═══ Supplied entries ═══

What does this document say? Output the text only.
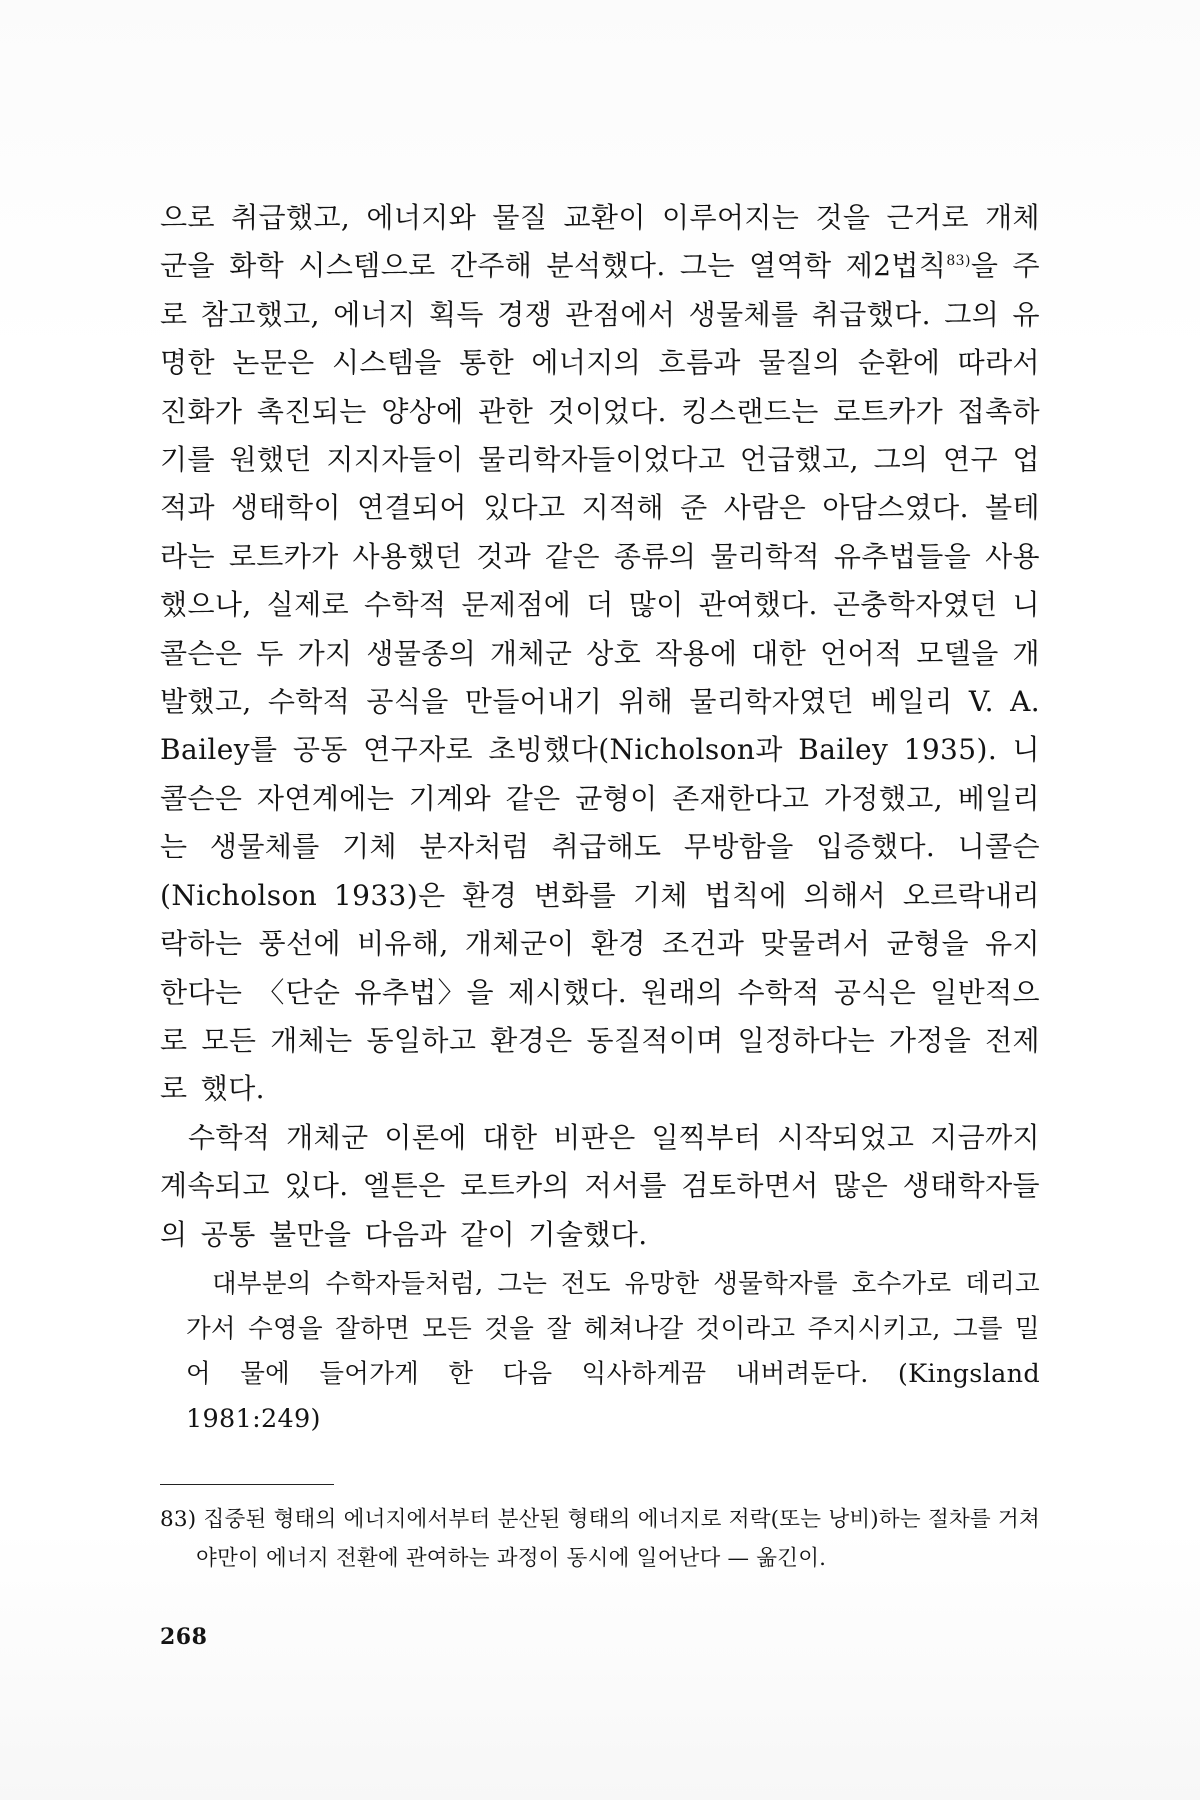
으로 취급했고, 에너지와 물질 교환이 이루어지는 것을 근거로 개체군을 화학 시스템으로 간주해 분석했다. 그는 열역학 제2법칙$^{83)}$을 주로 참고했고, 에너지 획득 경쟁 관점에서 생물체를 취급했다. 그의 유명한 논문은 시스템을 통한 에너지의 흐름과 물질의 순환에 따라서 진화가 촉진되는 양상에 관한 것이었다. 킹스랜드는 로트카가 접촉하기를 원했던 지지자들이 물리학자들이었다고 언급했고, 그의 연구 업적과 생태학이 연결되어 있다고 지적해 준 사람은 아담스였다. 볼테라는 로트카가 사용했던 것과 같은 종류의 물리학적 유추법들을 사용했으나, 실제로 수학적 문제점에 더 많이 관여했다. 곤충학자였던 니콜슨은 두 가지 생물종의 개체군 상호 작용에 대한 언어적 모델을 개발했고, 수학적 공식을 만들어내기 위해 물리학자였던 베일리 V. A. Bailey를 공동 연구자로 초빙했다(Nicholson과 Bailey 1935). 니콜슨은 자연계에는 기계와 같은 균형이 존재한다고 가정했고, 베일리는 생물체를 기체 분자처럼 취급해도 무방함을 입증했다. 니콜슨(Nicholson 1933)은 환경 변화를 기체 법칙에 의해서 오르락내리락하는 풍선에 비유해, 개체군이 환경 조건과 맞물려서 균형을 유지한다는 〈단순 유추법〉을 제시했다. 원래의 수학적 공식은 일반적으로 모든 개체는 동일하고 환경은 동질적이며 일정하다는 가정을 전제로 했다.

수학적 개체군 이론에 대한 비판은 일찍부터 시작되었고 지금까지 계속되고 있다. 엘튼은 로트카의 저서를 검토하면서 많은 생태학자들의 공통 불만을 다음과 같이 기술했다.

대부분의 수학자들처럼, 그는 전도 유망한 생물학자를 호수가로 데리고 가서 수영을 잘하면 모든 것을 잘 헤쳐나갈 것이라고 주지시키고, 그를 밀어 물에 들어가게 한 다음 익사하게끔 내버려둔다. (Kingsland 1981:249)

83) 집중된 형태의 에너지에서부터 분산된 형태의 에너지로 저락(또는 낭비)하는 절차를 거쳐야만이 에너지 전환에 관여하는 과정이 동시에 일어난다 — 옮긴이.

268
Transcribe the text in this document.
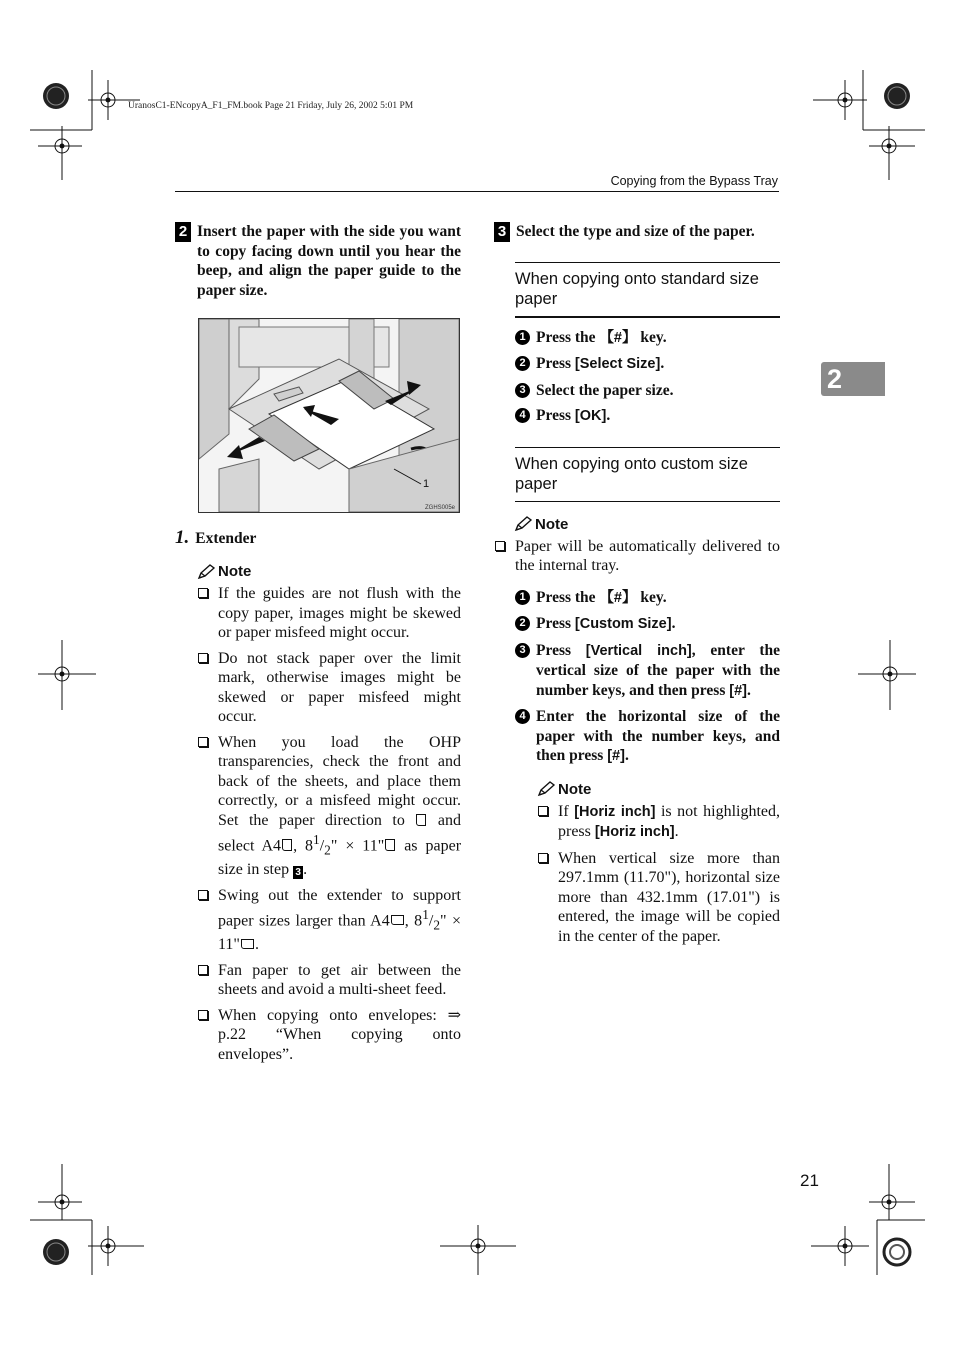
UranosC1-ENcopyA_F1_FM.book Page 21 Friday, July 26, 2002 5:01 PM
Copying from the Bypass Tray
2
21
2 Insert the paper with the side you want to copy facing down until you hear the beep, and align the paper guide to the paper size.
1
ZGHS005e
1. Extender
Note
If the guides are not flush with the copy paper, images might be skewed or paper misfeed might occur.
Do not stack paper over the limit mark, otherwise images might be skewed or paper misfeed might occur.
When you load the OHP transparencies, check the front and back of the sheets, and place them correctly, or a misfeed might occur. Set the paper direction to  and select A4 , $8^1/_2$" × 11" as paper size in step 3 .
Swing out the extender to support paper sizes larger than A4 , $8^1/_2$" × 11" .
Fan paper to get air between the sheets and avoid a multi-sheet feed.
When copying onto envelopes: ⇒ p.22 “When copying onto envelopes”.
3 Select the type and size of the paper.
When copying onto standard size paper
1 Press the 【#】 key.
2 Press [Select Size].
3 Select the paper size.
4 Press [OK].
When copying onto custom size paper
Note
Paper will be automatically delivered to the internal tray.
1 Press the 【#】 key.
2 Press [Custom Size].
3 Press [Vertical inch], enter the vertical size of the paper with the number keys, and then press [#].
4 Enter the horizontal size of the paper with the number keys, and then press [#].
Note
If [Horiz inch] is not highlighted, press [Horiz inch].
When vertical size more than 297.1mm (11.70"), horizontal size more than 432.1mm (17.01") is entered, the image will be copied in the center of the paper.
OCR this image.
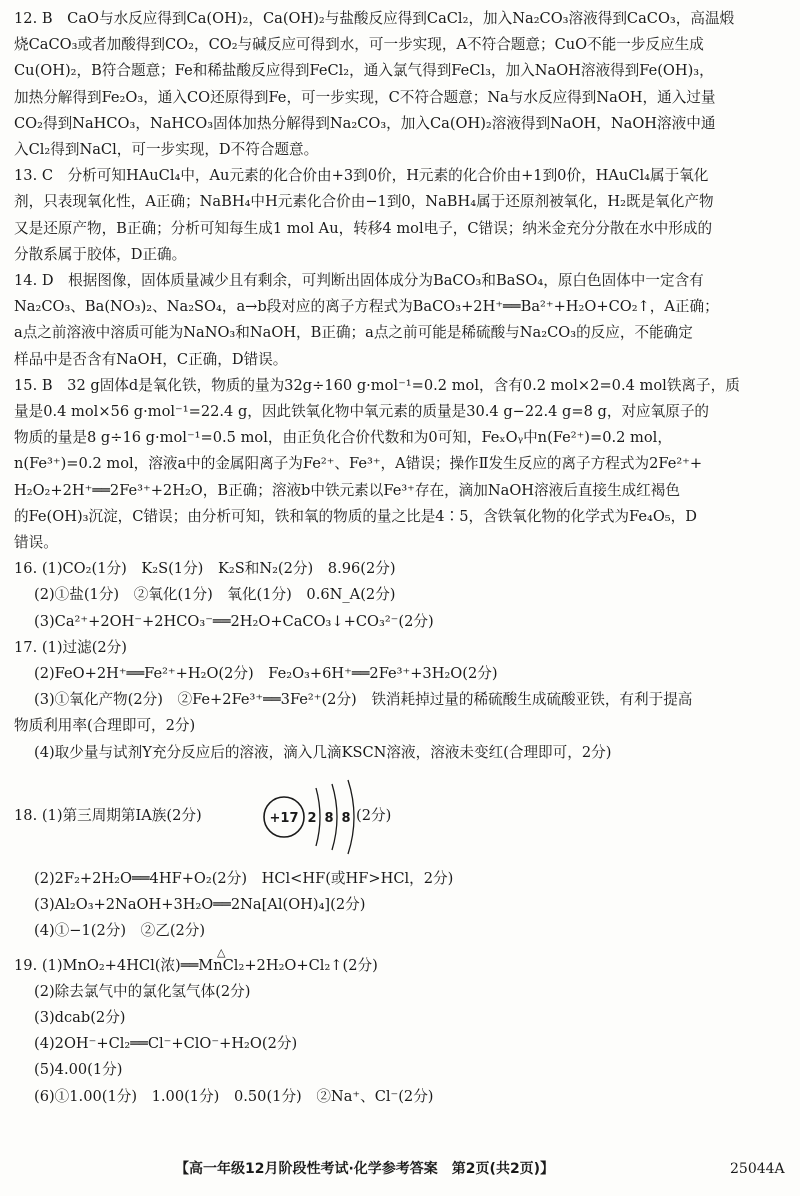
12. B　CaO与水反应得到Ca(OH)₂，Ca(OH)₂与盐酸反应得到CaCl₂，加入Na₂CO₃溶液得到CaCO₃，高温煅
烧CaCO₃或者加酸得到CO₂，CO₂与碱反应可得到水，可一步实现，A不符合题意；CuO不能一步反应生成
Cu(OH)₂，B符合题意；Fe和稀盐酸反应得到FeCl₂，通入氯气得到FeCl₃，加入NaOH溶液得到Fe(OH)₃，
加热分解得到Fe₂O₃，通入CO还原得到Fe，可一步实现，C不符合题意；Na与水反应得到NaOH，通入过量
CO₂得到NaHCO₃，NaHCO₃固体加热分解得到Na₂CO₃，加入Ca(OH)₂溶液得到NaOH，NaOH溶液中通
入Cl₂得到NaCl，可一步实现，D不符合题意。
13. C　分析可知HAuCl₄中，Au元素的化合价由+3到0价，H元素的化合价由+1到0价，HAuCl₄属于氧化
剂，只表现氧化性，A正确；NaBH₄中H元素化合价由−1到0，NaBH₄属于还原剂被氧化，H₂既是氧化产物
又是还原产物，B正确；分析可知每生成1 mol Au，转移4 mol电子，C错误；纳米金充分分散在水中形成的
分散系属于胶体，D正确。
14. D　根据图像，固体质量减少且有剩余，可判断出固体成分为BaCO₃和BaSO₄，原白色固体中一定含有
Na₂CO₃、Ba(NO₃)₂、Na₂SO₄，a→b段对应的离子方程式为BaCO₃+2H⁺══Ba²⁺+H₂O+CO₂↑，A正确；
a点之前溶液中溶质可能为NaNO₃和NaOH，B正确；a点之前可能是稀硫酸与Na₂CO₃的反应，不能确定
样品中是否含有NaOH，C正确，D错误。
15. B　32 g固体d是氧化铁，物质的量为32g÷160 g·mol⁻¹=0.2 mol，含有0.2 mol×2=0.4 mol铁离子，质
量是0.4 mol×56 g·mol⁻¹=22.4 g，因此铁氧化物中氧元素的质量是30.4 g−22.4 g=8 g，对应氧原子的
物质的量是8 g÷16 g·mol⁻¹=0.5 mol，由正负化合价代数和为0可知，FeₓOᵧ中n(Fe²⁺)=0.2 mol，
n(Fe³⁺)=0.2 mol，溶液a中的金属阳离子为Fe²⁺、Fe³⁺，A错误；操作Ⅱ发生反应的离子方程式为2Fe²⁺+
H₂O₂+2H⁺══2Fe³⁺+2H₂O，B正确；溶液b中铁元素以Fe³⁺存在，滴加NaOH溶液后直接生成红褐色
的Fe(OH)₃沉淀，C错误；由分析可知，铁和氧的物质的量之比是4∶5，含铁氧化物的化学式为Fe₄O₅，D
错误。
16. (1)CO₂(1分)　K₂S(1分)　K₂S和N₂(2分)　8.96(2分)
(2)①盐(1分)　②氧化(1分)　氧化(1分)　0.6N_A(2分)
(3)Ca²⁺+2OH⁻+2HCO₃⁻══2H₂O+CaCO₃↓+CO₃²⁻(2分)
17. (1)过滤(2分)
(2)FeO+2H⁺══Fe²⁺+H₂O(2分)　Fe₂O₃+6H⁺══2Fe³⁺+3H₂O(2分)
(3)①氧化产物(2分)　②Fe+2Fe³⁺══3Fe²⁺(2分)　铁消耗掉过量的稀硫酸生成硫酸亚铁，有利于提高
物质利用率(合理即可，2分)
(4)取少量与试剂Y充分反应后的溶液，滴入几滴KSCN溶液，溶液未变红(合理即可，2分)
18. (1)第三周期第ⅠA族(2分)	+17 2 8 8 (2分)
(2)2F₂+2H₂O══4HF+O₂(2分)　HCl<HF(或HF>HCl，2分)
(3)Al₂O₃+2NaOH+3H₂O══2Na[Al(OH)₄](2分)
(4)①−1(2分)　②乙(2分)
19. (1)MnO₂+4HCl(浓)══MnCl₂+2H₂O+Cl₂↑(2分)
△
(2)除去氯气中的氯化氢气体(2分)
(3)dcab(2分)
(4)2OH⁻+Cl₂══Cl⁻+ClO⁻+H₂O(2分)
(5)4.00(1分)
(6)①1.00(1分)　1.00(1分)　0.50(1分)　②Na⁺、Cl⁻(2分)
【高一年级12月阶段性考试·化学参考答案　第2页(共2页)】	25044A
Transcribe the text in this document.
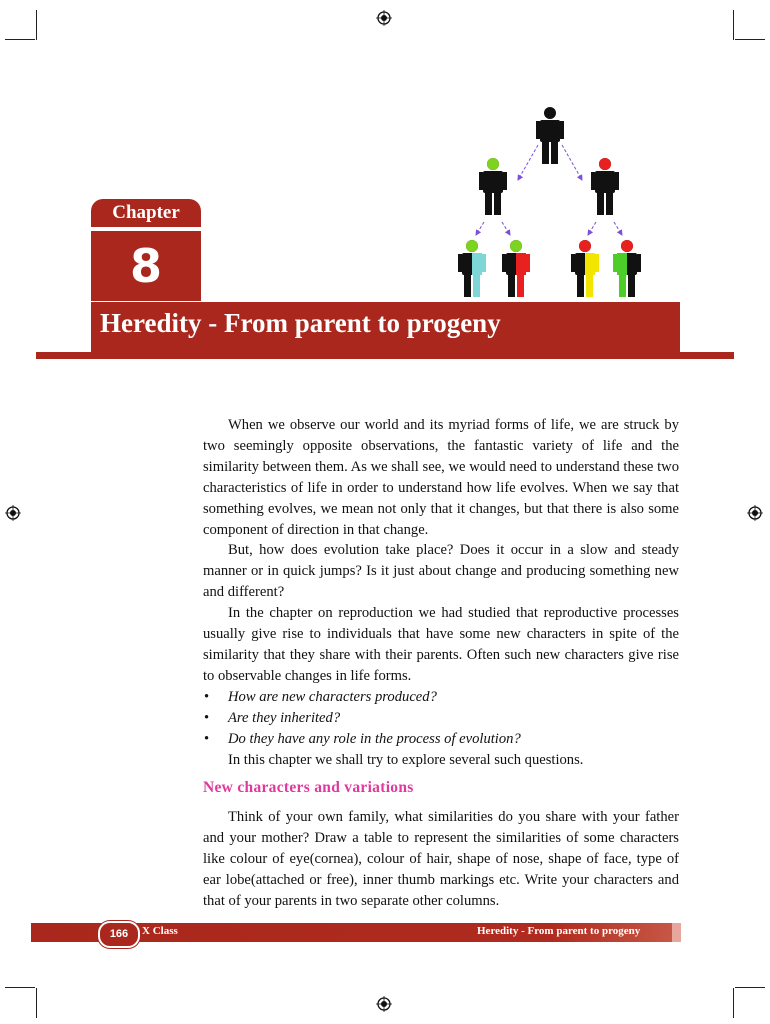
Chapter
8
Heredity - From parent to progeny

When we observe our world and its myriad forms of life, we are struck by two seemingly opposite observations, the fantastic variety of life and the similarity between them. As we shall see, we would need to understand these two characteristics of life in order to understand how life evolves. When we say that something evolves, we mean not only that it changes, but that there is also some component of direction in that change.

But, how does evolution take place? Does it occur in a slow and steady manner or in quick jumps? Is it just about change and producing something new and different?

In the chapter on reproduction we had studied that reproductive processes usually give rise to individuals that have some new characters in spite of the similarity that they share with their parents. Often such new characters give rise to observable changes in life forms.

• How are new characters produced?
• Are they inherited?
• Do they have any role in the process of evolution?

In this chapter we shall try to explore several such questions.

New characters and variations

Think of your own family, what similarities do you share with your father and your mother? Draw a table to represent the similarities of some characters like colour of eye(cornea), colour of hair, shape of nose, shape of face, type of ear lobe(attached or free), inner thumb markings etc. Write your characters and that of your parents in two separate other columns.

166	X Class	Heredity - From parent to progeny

═══

Task goal => Collect the lines of the data that carry the word "onto".

Solution below =>
When copying onto envelopes: ⇒ p.22 “When copying onto envelopes”.
When copying onto standard size paper
When copying onto custom size paper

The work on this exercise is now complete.